PROBLEM STATEMENT: Locate the string "PLACE" in the records below. Copy every line where it occurs.
===
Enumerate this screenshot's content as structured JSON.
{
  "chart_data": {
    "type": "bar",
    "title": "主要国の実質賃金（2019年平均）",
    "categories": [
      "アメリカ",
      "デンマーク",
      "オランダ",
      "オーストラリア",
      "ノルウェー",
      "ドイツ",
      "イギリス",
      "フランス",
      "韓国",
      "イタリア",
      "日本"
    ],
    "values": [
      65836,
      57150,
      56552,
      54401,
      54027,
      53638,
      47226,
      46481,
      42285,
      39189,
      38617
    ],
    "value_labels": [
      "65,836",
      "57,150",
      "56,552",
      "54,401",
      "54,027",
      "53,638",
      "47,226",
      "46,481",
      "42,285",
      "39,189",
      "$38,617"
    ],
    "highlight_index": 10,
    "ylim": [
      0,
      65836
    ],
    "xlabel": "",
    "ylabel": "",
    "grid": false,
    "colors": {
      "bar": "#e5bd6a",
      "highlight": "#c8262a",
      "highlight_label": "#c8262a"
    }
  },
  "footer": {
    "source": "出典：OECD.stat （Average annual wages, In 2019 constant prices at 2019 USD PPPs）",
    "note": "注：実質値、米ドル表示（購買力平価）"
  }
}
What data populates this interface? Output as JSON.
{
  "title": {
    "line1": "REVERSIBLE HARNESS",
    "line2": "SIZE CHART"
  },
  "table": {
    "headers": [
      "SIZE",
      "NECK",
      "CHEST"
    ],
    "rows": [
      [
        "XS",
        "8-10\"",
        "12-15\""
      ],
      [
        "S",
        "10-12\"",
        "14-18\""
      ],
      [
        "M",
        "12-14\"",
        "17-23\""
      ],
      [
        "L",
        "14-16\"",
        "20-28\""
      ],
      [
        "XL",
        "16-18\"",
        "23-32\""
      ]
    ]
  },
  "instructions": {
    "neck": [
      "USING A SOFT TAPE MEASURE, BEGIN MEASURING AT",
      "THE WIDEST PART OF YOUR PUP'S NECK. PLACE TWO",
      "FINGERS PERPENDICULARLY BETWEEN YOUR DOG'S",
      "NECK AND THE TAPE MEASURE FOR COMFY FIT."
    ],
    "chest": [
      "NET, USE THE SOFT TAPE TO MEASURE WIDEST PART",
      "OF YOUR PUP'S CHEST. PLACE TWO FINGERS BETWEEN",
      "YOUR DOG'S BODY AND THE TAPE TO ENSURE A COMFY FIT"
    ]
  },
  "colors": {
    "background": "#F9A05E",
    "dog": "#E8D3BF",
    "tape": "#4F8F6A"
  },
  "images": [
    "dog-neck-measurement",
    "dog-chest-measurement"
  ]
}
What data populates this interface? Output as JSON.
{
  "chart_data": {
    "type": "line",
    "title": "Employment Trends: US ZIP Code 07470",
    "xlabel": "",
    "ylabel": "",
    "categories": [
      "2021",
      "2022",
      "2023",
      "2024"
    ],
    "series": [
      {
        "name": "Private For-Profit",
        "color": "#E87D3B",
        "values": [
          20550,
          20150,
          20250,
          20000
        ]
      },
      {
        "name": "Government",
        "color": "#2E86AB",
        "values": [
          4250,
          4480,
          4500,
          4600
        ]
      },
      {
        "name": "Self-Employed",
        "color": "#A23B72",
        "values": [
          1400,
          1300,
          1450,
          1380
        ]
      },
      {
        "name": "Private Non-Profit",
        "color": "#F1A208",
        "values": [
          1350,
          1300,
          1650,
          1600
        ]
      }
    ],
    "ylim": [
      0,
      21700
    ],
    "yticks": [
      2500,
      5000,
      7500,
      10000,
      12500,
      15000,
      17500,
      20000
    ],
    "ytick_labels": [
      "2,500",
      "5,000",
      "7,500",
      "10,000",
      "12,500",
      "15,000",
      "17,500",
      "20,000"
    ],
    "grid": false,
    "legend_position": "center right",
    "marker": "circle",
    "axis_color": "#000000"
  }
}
===
COMPLETED TASK:
      "THE WIDEST PART OF YOUR PUP'S NECK. PLACE TWO",
      "OF YOUR PUP'S CHEST. PLACE TWO FINGERS BETWEEN",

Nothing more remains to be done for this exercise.